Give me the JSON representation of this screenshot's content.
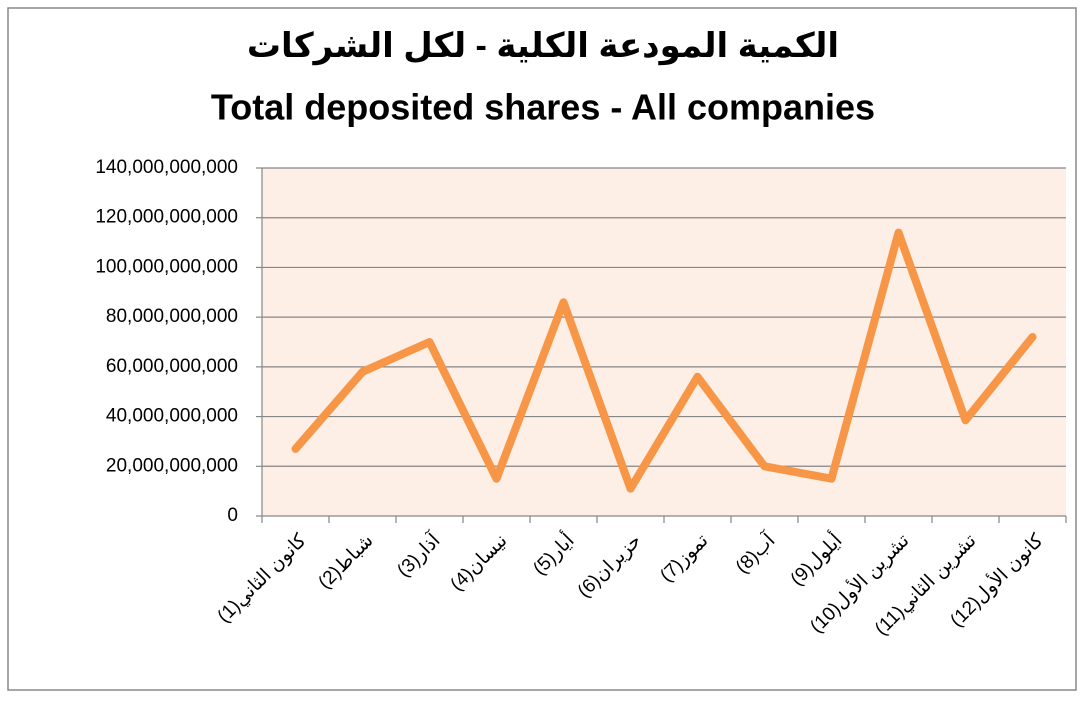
{
  "chart_data": {
    "type": "line",
    "title": "الكمية المودعة الكلية - لكل الشركات",
    "subtitle": "Total deposited shares - All companies",
    "categories": [
      "كانون الثاني(1)",
      "شباط(2)",
      "آذار(3)",
      "نيسان(4)",
      "أيار(5)",
      "حزيران(6)",
      "تموز(7)",
      "آب(8)",
      "أيلول(9)",
      "تشرين الأول(10)",
      "تشرين الثاني(11)",
      "كانون الأول(12)"
    ],
    "values": [
      27000000000,
      58000000000,
      70000000000,
      15000000000,
      86000000000,
      11000000000,
      56000000000,
      20000000000,
      15000000000,
      114000000000,
      38500000000,
      72000000000
    ],
    "color": "#f79646",
    "ylim": [
      0,
      140000000000
    ],
    "yticks": [
      0,
      {
        "value": 20000000000,
        "label": "20,000,000,000"
      },
      {
        "value": 40000000000,
        "label": "40,000,000,000"
      },
      {
        "value": 60000000000,
        "label": "60,000,000,000"
      },
      {
        "value": 80000000000,
        "label": "80,000,000,000"
      },
      {
        "value": 100000000000,
        "label": "100,000,000,000"
      },
      {
        "value": 120000000000,
        "label": "120,000,000,000"
      },
      {
        "value": 140000000000,
        "label": "140,000,000,000"
      }
    ],
    "grid": true
  }
}
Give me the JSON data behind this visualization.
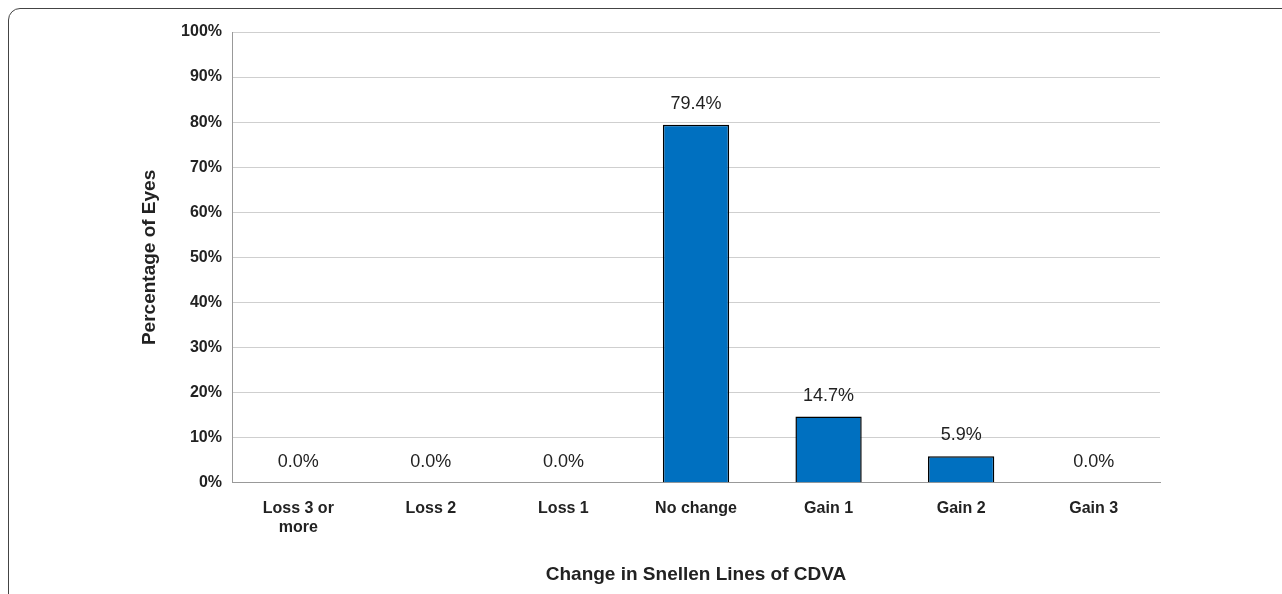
{
  "chart_data": {
    "type": "bar",
    "xlabel": "Change in Snellen Lines of CDVA",
    "ylabel": "Percentage of Eyes",
    "categories": [
      "Loss 3 or more",
      "Loss 2",
      "Loss 1",
      "No change",
      "Gain 1",
      "Gain 2",
      "Gain 3"
    ],
    "values": [
      0.0,
      0.0,
      0.0,
      79.4,
      14.7,
      5.9,
      0.0
    ],
    "value_labels": [
      "0.0%",
      "0.0%",
      "0.0%",
      "79.4%",
      "14.7%",
      "5.9%",
      "0.0%"
    ],
    "color": "#0070c0",
    "ylim": [
      0,
      100
    ],
    "yticks": [
      {
        "value": 0,
        "label": "0%"
      },
      {
        "value": 10,
        "label": "10%"
      },
      {
        "value": 20,
        "label": "20%"
      },
      {
        "value": 30,
        "label": "30%"
      },
      {
        "value": 40,
        "label": "40%"
      },
      {
        "value": 50,
        "label": "50%"
      },
      {
        "value": 60,
        "label": "60%"
      },
      {
        "value": 70,
        "label": "70%"
      },
      {
        "value": 80,
        "label": "80%"
      },
      {
        "value": 90,
        "label": "90%"
      },
      {
        "value": 100,
        "label": "100%"
      }
    ],
    "grid": "y",
    "legend": false
  }
}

*-*-*

What is expected:
Repeat the listing above exactly, with no pictures.

Answer:
Give me the JSON representation of this screenshot's content.
{
  "chart_data": {
    "type": "line",
    "title": "الكمية المودعة الكلية - لكل الشركات",
    "subtitle": "Total deposited shares - All companies",
    "categories": [
      "كانون الثاني(1)",
      "شباط(2)",
      "آذار(3)",
      "نيسان(4)",
      "أيار(5)",
      "حزيران(6)",
      "تموز(7)",
      "آب(8)",
      "أيلول(9)",
      "تشرين الأول(10)",
      "تشرين الثاني(11)",
      "كانون الأول(12)"
    ],
    "values": [
      27000000000,
      58000000000,
      70000000000,
      15000000000,
      86000000000,
      11000000000,
      56000000000,
      20000000000,
      15000000000,
      114000000000,
      38500000000,
      72000000000
    ],
    "color": "#f79646",
    "ylim": [
      0,
      140000000000
    ],
    "yticks": [
      0,
      {
        "value": 20000000000,
        "label": "20,000,000,000"
      },
      {
        "value": 40000000000,
        "label": "40,000,000,000"
      },
      {
        "value": 60000000000,
        "label": "60,000,000,000"
      },
      {
        "value": 80000000000,
        "label": "80,000,000,000"
      },
      {
        "value": 100000000000,
        "label": "100,000,000,000"
      },
      {
        "value": 120000000000,
        "label": "120,000,000,000"
      },
      {
        "value": 140000000000,
        "label": "140,000,000,000"
      }
    ],
    "grid": true
  }
}
Give me the JSON data behind this visualization.
{
  "chart_data": {
    "type": "bar",
    "xlabel": "Change in Snellen Lines of CDVA",
    "ylabel": "Percentage of Eyes",
    "categories": [
      "Loss 3 or more",
      "Loss 2",
      "Loss 1",
      "No change",
      "Gain 1",
      "Gain 2",
      "Gain 3"
    ],
    "values": [
      0.0,
      0.0,
      0.0,
      79.4,
      14.7,
      5.9,
      0.0
    ],
    "value_labels": [
      "0.0%",
      "0.0%",
      "0.0%",
      "79.4%",
      "14.7%",
      "5.9%",
      "0.0%"
    ],
    "color": "#0070c0",
    "ylim": [
      0,
      100
    ],
    "yticks": [
      {
        "value": 0,
        "label": "0%"
      },
      {
        "value": 10,
        "label": "10%"
      },
      {
        "value": 20,
        "label": "20%"
      },
      {
        "value": 30,
        "label": "30%"
      },
      {
        "value": 40,
        "label": "40%"
      },
      {
        "value": 50,
        "label": "50%"
      },
      {
        "value": 60,
        "label": "60%"
      },
      {
        "value": 70,
        "label": "70%"
      },
      {
        "value": 80,
        "label": "80%"
      },
      {
        "value": 90,
        "label": "90%"
      },
      {
        "value": 100,
        "label": "100%"
      }
    ],
    "grid": "y",
    "legend": false
  }
}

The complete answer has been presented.